• EXERCISE BRIEF
Repeat each entry in full, exactly.

• DATA SUPPLIED
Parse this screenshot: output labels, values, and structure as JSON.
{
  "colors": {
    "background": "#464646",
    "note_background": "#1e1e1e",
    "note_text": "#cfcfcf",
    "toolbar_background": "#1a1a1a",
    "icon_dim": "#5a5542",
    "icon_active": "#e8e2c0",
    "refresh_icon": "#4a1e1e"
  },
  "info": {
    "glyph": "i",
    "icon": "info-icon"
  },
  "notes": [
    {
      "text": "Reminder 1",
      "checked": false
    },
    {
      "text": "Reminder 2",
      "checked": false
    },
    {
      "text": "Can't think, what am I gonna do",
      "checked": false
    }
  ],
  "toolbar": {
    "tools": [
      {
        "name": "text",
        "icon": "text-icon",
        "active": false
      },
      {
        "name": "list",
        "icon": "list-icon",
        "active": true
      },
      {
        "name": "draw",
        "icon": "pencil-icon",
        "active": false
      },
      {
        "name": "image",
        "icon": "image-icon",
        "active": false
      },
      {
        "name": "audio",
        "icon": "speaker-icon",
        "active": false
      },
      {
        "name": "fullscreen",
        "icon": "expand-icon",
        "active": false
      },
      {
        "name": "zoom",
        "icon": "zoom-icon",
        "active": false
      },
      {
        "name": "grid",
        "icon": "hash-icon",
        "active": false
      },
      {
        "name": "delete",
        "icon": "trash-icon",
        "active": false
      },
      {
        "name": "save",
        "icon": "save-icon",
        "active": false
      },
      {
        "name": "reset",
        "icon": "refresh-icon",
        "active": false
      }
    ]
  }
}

• TASK SOLUTION
Parse this screenshot: output labels, values, and structure as JSON.
{
  "colors": {
    "background": "#464646",
    "note_background": "#1e1e1e",
    "note_text": "#cfcfcf",
    "toolbar_background": "#1a1a1a",
    "icon_dim": "#5a5542",
    "icon_active": "#e8e2c0",
    "refresh_icon": "#4a1e1e"
  },
  "info": {
    "glyph": "i",
    "icon": "info-icon"
  },
  "notes": [
    {
      "text": "Reminder 1",
      "checked": false
    },
    {
      "text": "Reminder 2",
      "checked": false
    },
    {
      "text": "Can't think, what am I gonna do",
      "checked": false
    }
  ],
  "toolbar": {
    "tools": [
      {
        "name": "text",
        "icon": "text-icon",
        "active": false
      },
      {
        "name": "list",
        "icon": "list-icon",
        "active": true
      },
      {
        "name": "draw",
        "icon": "pencil-icon",
        "active": false
      },
      {
        "name": "image",
        "icon": "image-icon",
        "active": false
      },
      {
        "name": "audio",
        "icon": "speaker-icon",
        "active": false
      },
      {
        "name": "fullscreen",
        "icon": "expand-icon",
        "active": false
      },
      {
        "name": "zoom",
        "icon": "zoom-icon",
        "active": false
      },
      {
        "name": "grid",
        "icon": "hash-icon",
        "active": false
      },
      {
        "name": "delete",
        "icon": "trash-icon",
        "active": false
      },
      {
        "name": "save",
        "icon": "save-icon",
        "active": false
      },
      {
        "name": "reset",
        "icon": "refresh-icon",
        "active": false
      }
    ]
  }
}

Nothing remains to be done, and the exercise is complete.